* [Work to do]: Send back the records in full, character for character.

* [Data lines]:
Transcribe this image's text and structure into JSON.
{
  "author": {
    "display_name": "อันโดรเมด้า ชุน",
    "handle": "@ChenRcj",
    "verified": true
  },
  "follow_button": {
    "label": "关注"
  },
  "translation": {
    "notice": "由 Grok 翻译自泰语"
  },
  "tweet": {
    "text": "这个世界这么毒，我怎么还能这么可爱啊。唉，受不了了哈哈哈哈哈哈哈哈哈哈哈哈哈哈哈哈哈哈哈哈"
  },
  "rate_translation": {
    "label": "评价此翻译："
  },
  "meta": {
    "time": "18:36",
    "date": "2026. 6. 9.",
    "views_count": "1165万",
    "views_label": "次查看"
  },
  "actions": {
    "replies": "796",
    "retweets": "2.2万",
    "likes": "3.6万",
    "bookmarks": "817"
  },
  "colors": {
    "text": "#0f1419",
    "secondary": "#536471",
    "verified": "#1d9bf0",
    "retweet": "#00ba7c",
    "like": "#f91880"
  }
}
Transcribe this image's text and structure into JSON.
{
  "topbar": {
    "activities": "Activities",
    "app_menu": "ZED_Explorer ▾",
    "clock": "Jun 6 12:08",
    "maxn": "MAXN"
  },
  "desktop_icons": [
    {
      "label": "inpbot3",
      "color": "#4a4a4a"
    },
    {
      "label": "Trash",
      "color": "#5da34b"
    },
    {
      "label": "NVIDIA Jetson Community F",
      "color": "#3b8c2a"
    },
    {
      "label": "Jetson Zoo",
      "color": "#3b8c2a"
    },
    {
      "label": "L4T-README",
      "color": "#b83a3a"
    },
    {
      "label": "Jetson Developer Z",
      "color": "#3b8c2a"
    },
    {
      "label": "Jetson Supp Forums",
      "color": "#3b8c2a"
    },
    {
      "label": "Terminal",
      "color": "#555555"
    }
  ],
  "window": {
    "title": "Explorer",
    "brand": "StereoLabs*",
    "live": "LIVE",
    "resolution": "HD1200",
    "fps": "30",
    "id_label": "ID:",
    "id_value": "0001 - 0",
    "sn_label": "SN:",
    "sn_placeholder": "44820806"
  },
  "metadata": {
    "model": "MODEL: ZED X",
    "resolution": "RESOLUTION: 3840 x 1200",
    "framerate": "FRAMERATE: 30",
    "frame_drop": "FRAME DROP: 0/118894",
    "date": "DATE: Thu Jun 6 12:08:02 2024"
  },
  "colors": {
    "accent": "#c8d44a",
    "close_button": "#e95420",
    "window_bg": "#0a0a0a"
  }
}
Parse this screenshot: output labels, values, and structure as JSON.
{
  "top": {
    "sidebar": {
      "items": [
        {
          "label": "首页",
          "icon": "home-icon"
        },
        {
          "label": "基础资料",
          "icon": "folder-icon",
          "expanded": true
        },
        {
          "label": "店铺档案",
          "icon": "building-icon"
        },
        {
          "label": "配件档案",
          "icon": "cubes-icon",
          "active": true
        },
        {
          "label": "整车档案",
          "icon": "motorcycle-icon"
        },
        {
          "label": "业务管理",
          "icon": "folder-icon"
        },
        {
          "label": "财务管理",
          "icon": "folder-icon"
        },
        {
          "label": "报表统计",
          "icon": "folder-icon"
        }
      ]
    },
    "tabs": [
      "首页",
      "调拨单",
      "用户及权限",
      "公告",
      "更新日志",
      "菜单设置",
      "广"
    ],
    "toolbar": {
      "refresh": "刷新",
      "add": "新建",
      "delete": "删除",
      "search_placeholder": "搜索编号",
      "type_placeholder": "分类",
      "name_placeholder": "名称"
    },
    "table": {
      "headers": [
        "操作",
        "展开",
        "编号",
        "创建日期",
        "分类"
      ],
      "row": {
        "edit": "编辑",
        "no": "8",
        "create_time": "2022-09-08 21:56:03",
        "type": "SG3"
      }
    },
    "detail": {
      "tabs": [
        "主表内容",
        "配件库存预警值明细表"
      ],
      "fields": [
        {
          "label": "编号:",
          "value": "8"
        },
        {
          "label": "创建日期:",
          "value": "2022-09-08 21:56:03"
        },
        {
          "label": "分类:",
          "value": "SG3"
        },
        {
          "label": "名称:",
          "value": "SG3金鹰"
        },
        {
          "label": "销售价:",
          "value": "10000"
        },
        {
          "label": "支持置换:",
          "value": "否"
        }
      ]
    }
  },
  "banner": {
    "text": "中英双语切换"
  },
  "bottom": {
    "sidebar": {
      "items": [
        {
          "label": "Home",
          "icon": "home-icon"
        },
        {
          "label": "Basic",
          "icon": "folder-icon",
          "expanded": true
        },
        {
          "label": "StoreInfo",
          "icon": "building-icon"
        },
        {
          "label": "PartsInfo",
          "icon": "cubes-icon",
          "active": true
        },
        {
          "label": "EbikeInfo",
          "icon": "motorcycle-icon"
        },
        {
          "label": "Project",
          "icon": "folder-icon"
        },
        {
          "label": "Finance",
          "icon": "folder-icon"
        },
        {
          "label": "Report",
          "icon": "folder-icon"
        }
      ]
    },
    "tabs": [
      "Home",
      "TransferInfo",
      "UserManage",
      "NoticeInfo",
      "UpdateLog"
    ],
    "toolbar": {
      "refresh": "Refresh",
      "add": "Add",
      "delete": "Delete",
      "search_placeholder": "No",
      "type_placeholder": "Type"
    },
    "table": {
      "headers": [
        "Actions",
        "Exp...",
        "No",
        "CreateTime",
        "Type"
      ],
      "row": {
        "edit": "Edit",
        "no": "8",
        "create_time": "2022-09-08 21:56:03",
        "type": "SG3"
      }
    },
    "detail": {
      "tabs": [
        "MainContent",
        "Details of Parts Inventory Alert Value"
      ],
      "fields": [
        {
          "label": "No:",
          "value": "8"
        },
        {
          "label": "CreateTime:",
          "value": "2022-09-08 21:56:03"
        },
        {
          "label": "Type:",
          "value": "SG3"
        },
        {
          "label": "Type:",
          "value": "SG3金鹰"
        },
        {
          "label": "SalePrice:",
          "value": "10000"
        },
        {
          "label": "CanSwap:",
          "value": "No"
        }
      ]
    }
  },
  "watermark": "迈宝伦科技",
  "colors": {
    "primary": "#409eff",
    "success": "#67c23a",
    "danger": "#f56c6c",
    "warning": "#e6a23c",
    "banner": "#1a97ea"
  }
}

* [Solved problem]:
Transcribe this image's text and structure into JSON.
{
  "author": {
    "display_name": "อันโดรเมด้า ชุน",
    "handle": "@ChenRcj",
    "verified": true
  },
  "follow_button": {
    "label": "关注"
  },
  "translation": {
    "notice": "由 Grok 翻译自泰语"
  },
  "tweet": {
    "text": "这个世界这么毒，我怎么还能这么可爱啊。唉，受不了了哈哈哈哈哈哈哈哈哈哈哈哈哈哈哈哈哈哈哈哈"
  },
  "rate_translation": {
    "label": "评价此翻译："
  },
  "meta": {
    "time": "18:36",
    "date": "2026. 6. 9.",
    "views_count": "1165万",
    "views_label": "次查看"
  },
  "actions": {
    "replies": "796",
    "retweets": "2.2万",
    "likes": "3.6万",
    "bookmarks": "817"
  },
  "colors": {
    "text": "#0f1419",
    "secondary": "#536471",
    "verified": "#1d9bf0",
    "retweet": "#00ba7c",
    "like": "#f91880"
  }
}
Transcribe this image's text and structure into JSON.
{
  "topbar": {
    "activities": "Activities",
    "app_menu": "ZED_Explorer ▾",
    "clock": "Jun 6 12:08",
    "maxn": "MAXN"
  },
  "desktop_icons": [
    {
      "label": "inpbot3",
      "color": "#4a4a4a"
    },
    {
      "label": "Trash",
      "color": "#5da34b"
    },
    {
      "label": "NVIDIA Jetson Community F",
      "color": "#3b8c2a"
    },
    {
      "label": "Jetson Zoo",
      "color": "#3b8c2a"
    },
    {
      "label": "L4T-README",
      "color": "#b83a3a"
    },
    {
      "label": "Jetson Developer Z",
      "color": "#3b8c2a"
    },
    {
      "label": "Jetson Supp Forums",
      "color": "#3b8c2a"
    },
    {
      "label": "Terminal",
      "color": "#555555"
    }
  ],
  "window": {
    "title": "Explorer",
    "brand": "StereoLabs*",
    "live": "LIVE",
    "resolution": "HD1200",
    "fps": "30",
    "id_label": "ID:",
    "id_value": "0001 - 0",
    "sn_label": "SN:",
    "sn_placeholder": "44820806"
  },
  "metadata": {
    "model": "MODEL: ZED X",
    "resolution": "RESOLUTION: 3840 x 1200",
    "framerate": "FRAMERATE: 30",
    "frame_drop": "FRAME DROP: 0/118894",
    "date": "DATE: Thu Jun 6 12:08:02 2024"
  },
  "colors": {
    "accent": "#c8d44a",
    "close_button": "#e95420",
    "window_bg": "#0a0a0a"
  }
}
Parse this screenshot: output labels, values, and structure as JSON.
{
  "top": {
    "sidebar": {
      "items": [
        {
          "label": "首页",
          "icon": "home-icon"
        },
        {
          "label": "基础资料",
          "icon": "folder-icon",
          "expanded": true
        },
        {
          "label": "店铺档案",
          "icon": "building-icon"
        },
        {
          "label": "配件档案",
          "icon": "cubes-icon",
          "active": true
        },
        {
          "label": "整车档案",
          "icon": "motorcycle-icon"
        },
        {
          "label": "业务管理",
          "icon": "folder-icon"
        },
        {
          "label": "财务管理",
          "icon": "folder-icon"
        },
        {
          "label": "报表统计",
          "icon": "folder-icon"
        }
      ]
    },
    "tabs": [
      "首页",
      "调拨单",
      "用户及权限",
      "公告",
      "更新日志",
      "菜单设置",
      "广"
    ],
    "toolbar": {
      "refresh": "刷新",
      "add": "新建",
      "delete": "删除",
      "search_placeholder": "搜索编号",
      "type_placeholder": "分类",
      "name_placeholder": "名称"
    },
    "table": {
      "headers": [
        "操作",
        "展开",
        "编号",
        "创建日期",
        "分类"
      ],
      "row": {
        "edit": "编辑",
        "no": "8",
        "create_time": "2022-09-08 21:56:03",
        "type": "SG3"
      }
    },
    "detail": {
      "tabs": [
        "主表内容",
        "配件库存预警值明细表"
      ],
      "fields": [
        {
          "label": "编号:",
          "value": "8"
        },
        {
          "label": "创建日期:",
          "value": "2022-09-08 21:56:03"
        },
        {
          "label": "分类:",
          "value": "SG3"
        },
        {
          "label": "名称:",
          "value": "SG3金鹰"
        },
        {
          "label": "销售价:",
          "value": "10000"
        },
        {
          "label": "支持置换:",
          "value": "否"
        }
      ]
    }
  },
  "banner": {
    "text": "中英双语切换"
  },
  "bottom": {
    "sidebar": {
      "items": [
        {
          "label": "Home",
          "icon": "home-icon"
        },
        {
          "label": "Basic",
          "icon": "folder-icon",
          "expanded": true
        },
        {
          "label": "StoreInfo",
          "icon": "building-icon"
        },
        {
          "label": "PartsInfo",
          "icon": "cubes-icon",
          "active": true
        },
        {
          "label": "EbikeInfo",
          "icon": "motorcycle-icon"
        },
        {
          "label": "Project",
          "icon": "folder-icon"
        },
        {
          "label": "Finance",
          "icon": "folder-icon"
        },
        {
          "label": "Report",
          "icon": "folder-icon"
        }
      ]
    },
    "tabs": [
      "Home",
      "TransferInfo",
      "UserManage",
      "NoticeInfo",
      "UpdateLog"
    ],
    "toolbar": {
      "refresh": "Refresh",
      "add": "Add",
      "delete": "Delete",
      "search_placeholder": "No",
      "type_placeholder": "Type"
    },
    "table": {
      "headers": [
        "Actions",
        "Exp...",
        "No",
        "CreateTime",
        "Type"
      ],
      "row": {
        "edit": "Edit",
        "no": "8",
        "create_time": "2022-09-08 21:56:03",
        "type": "SG3"
      }
    },
    "detail": {
      "tabs": [
        "MainContent",
        "Details of Parts Inventory Alert Value"
      ],
      "fields": [
        {
          "label": "No:",
          "value": "8"
        },
        {
          "label": "CreateTime:",
          "value": "2022-09-08 21:56:03"
        },
        {
          "label": "Type:",
          "value": "SG3"
        },
        {
          "label": "Type:",
          "value": "SG3金鹰"
        },
        {
          "label": "SalePrice:",
          "value": "10000"
        },
        {
          "label": "CanSwap:",
          "value": "No"
        }
      ]
    }
  },
  "watermark": "迈宝伦科技",
  "colors": {
    "primary": "#409eff",
    "success": "#67c23a",
    "danger": "#f56c6c",
    "warning": "#e6a23c",
    "banner": "#1a97ea"
  }
}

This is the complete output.